[START]

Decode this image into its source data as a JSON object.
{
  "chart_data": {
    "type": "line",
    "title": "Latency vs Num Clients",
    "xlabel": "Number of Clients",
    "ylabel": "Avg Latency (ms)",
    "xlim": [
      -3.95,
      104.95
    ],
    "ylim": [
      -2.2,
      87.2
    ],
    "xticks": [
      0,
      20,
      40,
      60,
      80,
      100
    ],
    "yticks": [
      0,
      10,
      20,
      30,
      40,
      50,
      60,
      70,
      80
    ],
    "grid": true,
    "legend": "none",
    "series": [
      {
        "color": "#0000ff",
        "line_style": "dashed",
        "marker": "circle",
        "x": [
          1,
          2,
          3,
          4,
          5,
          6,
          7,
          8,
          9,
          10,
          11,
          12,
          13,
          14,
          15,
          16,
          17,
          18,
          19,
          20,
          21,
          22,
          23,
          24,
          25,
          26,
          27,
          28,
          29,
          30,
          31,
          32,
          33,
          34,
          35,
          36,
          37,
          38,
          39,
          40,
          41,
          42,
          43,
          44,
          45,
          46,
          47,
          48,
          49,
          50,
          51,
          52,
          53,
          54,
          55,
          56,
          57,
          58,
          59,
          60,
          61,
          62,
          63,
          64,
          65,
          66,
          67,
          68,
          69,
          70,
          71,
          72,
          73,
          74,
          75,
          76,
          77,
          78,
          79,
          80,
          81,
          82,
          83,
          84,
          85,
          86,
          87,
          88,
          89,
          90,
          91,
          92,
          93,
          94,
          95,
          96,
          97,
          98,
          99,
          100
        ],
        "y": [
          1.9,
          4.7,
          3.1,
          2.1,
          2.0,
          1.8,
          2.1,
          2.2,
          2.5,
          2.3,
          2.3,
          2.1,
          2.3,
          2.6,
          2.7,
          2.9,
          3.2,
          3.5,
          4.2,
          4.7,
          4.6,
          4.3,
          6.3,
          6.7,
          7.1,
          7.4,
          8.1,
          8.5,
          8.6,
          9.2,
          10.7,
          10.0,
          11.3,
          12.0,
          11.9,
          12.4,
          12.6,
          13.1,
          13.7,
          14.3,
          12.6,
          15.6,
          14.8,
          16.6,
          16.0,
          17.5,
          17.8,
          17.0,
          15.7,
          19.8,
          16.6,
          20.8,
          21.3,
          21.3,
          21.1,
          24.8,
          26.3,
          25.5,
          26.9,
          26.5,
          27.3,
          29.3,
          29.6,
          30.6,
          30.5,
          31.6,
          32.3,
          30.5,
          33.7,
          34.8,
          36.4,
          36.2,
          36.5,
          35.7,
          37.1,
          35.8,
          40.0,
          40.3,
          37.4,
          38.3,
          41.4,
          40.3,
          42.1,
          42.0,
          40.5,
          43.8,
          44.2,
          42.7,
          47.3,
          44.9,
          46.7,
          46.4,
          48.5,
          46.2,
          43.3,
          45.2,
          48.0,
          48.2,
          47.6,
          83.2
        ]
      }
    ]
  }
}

[END]

--- INSTRUCTION ---
In the entries above, identify every line with the word "Latency". Copy those lines.

--- COMPLETED TASK ---
    "title": "Latency vs Num Clients",
    "ylabel": "Avg Latency (ms)",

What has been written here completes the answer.